State the number of lines in these records that include the word "Réformation", and add nothing to it.

Rows from a dataset:
[Start]

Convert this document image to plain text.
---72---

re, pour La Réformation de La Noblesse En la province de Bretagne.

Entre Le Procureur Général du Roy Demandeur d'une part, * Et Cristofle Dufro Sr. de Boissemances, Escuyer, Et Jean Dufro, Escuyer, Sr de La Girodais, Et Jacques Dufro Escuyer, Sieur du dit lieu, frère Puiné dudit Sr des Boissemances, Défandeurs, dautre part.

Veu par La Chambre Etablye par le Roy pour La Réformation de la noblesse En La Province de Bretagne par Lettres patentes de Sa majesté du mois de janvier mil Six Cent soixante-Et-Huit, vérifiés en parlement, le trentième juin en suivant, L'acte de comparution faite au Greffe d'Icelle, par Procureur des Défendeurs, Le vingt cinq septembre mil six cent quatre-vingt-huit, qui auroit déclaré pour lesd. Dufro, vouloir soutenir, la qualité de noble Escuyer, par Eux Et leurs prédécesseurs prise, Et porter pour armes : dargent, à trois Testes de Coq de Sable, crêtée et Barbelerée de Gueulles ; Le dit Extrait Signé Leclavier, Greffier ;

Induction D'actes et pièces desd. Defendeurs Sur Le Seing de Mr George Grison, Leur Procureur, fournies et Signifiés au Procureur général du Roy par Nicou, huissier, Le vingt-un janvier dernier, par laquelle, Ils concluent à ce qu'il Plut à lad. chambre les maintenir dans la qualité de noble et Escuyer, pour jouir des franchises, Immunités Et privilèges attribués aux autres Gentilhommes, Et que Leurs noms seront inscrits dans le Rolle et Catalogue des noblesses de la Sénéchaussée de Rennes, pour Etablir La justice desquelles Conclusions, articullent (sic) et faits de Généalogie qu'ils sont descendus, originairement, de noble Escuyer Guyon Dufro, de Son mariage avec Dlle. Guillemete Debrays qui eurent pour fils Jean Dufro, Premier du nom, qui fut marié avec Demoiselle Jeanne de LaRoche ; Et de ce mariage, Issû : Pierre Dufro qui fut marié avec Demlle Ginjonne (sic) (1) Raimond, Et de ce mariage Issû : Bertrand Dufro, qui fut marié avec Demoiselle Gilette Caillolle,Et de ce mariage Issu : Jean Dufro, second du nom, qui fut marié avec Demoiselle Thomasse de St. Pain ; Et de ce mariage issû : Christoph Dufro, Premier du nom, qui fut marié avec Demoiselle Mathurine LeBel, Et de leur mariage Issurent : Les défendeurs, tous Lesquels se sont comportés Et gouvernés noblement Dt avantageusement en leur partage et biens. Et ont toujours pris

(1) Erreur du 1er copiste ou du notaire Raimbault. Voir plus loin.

[End]

SOLUTION TO THIS EXERCISE: 2